_What the task requires_:
Copy out each line of the listing that has the word "text" in it.

_Provided records_:
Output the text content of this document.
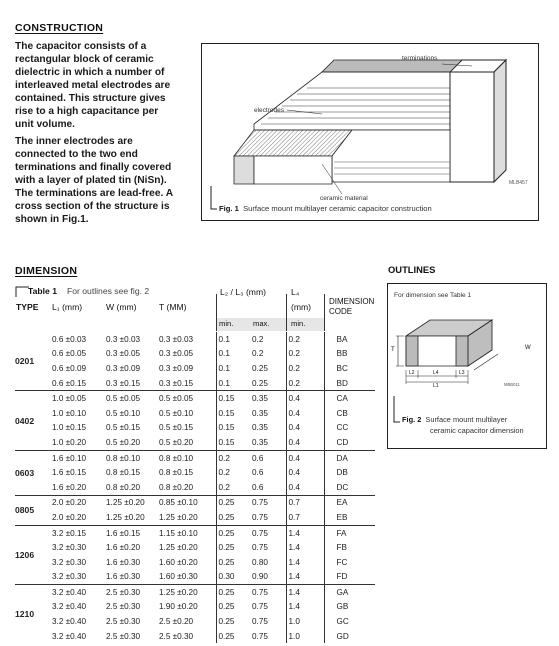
CONSTRUCTION
The capacitor consists of a
rectangular block of ceramic
dielectric in which a number of
interleaved metal electrodes are
contained. This structure gives
rise to a high capacitance per
unit volume.
The inner electrodes are
connected to the two end
terminations and finally covered
with a layer of plated tin (NiSn).
The terminations are lead-free. A
cross section of the structure is
shown in Fig.1.
terminations
electrodes
ceramic material
MLB457
Fig. 1 Surface mount multilayer ceramic capacitor construction
DIMENSION
Table 1 For outlines see fig. 2
TYPE L₁ (mm)	W (mm)	T (MM)
L₂ / L₃ (mm)	L₄
(mm)
DIMENSION
CODE
min.	max.	min.
0201	0.6 ±0.03	0.3 ±0.03	0.3 ±0.03	0.1	0.2	0.2	BA
	0.6 ±0.05	0.3 ±0.05	0.3 ±0.05	0.1	0.2	0.2	BB
	0.6 ±0.09	0.3 ±0.09	0.3 ±0.09	0.1	0.25	0.2	BC
	0.6 ±0.15	0.3 ±0.15	0.3 ±0.15	0.1	0.25	0.2	BD
0402	1.0 ±0.05	0.5 ±0.05	0.5 ±0.05	0.15	0.35	0.4	CA
	1.0 ±0.10	0.5 ±0.10	0.5 ±0.10	0.15	0.35	0.4	CB
	1.0 ±0.15	0.5 ±0.15	0.5 ±0.15	0.15	0.35	0.4	CC
	1.0 ±0.20	0.5 ±0.20	0.5 ±0.20	0.15	0.35	0.4	CD
0603	1.6 ±0.10	0.8 ±0.10	0.8 ±0.10	0.2	0.6	0.4	DA
	1.6 ±0.15	0.8 ±0.15	0.8 ±0.15	0.2	0.6	0.4	DB
	1.6 ±0.20	0.8 ±0.20	0.8 ±0.20	0.2	0.6	0.4	DC
0805	2.0 ±0.20	1.25 ±0.20	0.85 ±0.10	0.25	0.75	0.7	EA
	2.0 ±0.20	1.25 ±0.20	1.25 ±0.20	0.25	0.75	0.7	EB
1206	3.2 ±0.15	1.6 ±0.15	1.15 ±0.10	0.25	0.75	1.4	FA
	3.2 ±0.30	1.6 ±0.20	1.25 ±0.20	0.25	0.75	1.4	FB
	3.2 ±0.30	1.6 ±0.30	1.60 ±0.20	0.25	0.80	1.4	FC
	3.2 ±0.30	1.6 ±0.30	1.60 ±0.30	0.30	0.90	1.4	FD
1210	3.2 ±0.40	2.5 ±0.30	1.25 ±0.20	0.25	0.75	1.4	GA
	3.2 ±0.40	2.5 ±0.30	1.90 ±0.20	0.25	0.75	1.4	GB
	3.2 ±0.40	2.5 ±0.30	2.5 ±0.20	0.25	0.75	1.0	GC
	3.2 ±0.40	2.5 ±0.30	2.5 ±0.30	0.25	0.75	1.0	GD
OUTLINES
For dimension see Table 1
T	W
L2	L4	L3
L1	MBB011
Fig. 2 Surface mount multilayer
ceramic capacitor dimension
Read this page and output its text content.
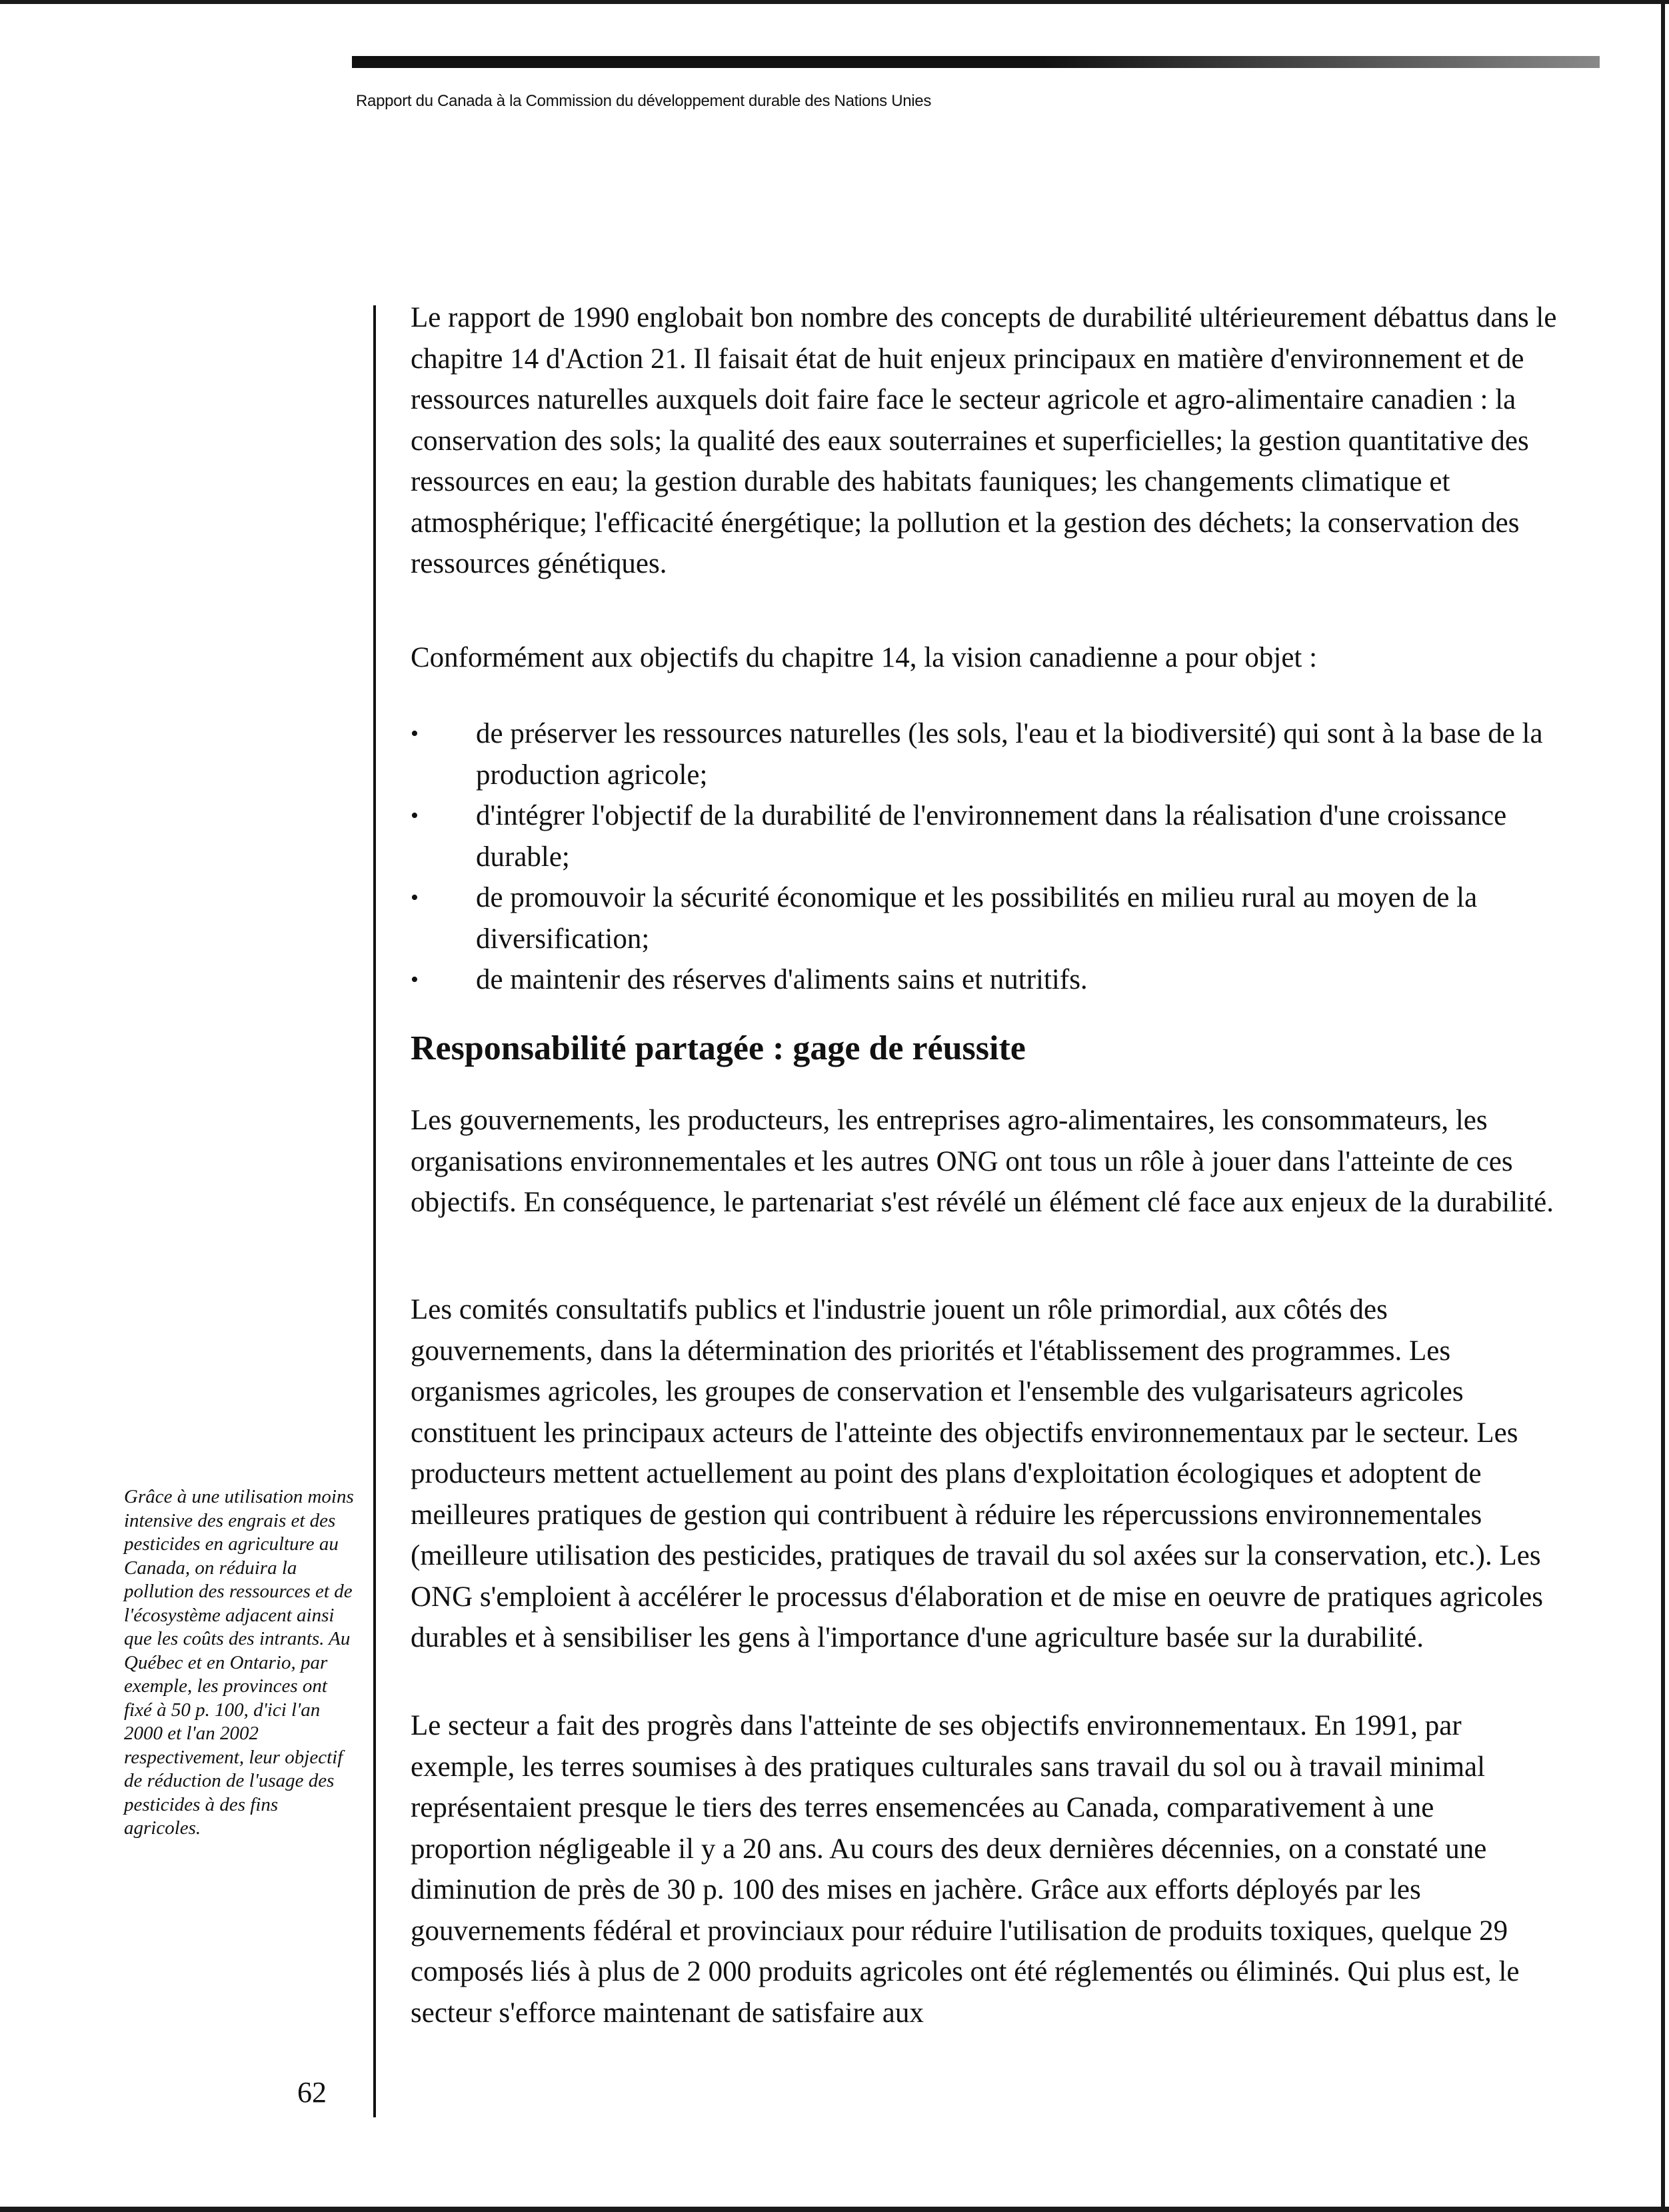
Rapport du Canada à la Commission du développement durable des Nations Unies

Le rapport de 1990 englobait bon nombre des concepts de durabilité ultérieurement débattus dans le chapitre 14 d'Action 21. Il faisait état de huit enjeux principaux en matière d'environnement et de ressources naturelles auxquels doit faire face le secteur agricole et agro-alimentaire canadien : la conservation des sols; la qualité des eaux souterraines et superficielles; la gestion quantitative des ressources en eau; la gestion durable des habitats fauniques; les changements climatique et atmosphérique; l'efficacité énergétique; la pollution et la gestion des déchets; la conservation des ressources génétiques.

Conformément aux objectifs du chapitre 14, la vision canadienne a pour objet :

•	de préserver les ressources naturelles (les sols, l'eau et la biodiversité) qui sont à la base de la production agricole;
•	d'intégrer l'objectif de la durabilité de l'environnement dans la réalisation d'une croissance durable;
•	de promouvoir la sécurité économique et les possibilités en milieu rural au moyen de la diversification;
•	de maintenir des réserves d'aliments sains et nutritifs.
Responsabilité partagée : gage de réussite

Les gouvernements, les producteurs, les entreprises agro-alimentaires, les consommateurs, les organisations environnementales et les autres ONG ont tous un rôle à jouer dans l'atteinte de ces objectifs. En conséquence, le partenariat s'est révélé un élément clé face aux enjeux de la durabilité.

Les comités consultatifs publics et l'industrie jouent un rôle primordial, aux côtés des gouvernements, dans la détermination des priorités et l'établissement des programmes. Les organismes agricoles, les groupes de conservation et l'ensemble des vulgarisateurs agricoles constituent les principaux acteurs de l'atteinte des objectifs environnementaux par le secteur. Les producteurs mettent actuellement au point des plans d'exploitation écologiques et adoptent de meilleures pratiques de gestion qui contribuent à réduire les répercussions environnementales (meilleure utilisation des pesticides, pratiques de travail du sol axées sur la conservation, etc.). Les ONG s'emploient à accélérer le processus d'élaboration et de mise en oeuvre de pratiques agricoles durables et à sensibiliser les gens à l'importance d'une agriculture basée sur la durabilité.

Le secteur a fait des progrès dans l'atteinte de ses objectifs environnementaux. En 1991, par exemple, les terres soumises à des pratiques culturales sans travail du sol ou à travail minimal représentaient presque le tiers des terres ensemencées au Canada, comparativement à une proportion négligeable il y a 20 ans. Au cours des deux dernières décennies, on a constaté une diminution de près de 30 p. 100 des mises en jachère. Grâce aux efforts déployés par les gouvernements fédéral et provinciaux pour réduire l'utilisation de produits toxiques, quelque 29 composés liés à plus de 2 000 produits agricoles ont été réglementés ou éliminés. Qui plus est, le secteur s'efforce maintenant de satisfaire aux

Grâce à une utilisation moins intensive des engrais et des pesticides en agriculture au Canada, on réduira la pollution des ressources et de l'écosystème adjacent ainsi que les coûts des intrants. Au Québec et en Ontario, par exemple, les provinces ont fixé à 50 p. 100, d'ici l'an 2000 et l'an 2002 respectivement, leur objectif de réduction de l'usage des pesticides à des fins agricoles.
62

_Finished task_:
Output the text content of this document.
Read this page and output its text content.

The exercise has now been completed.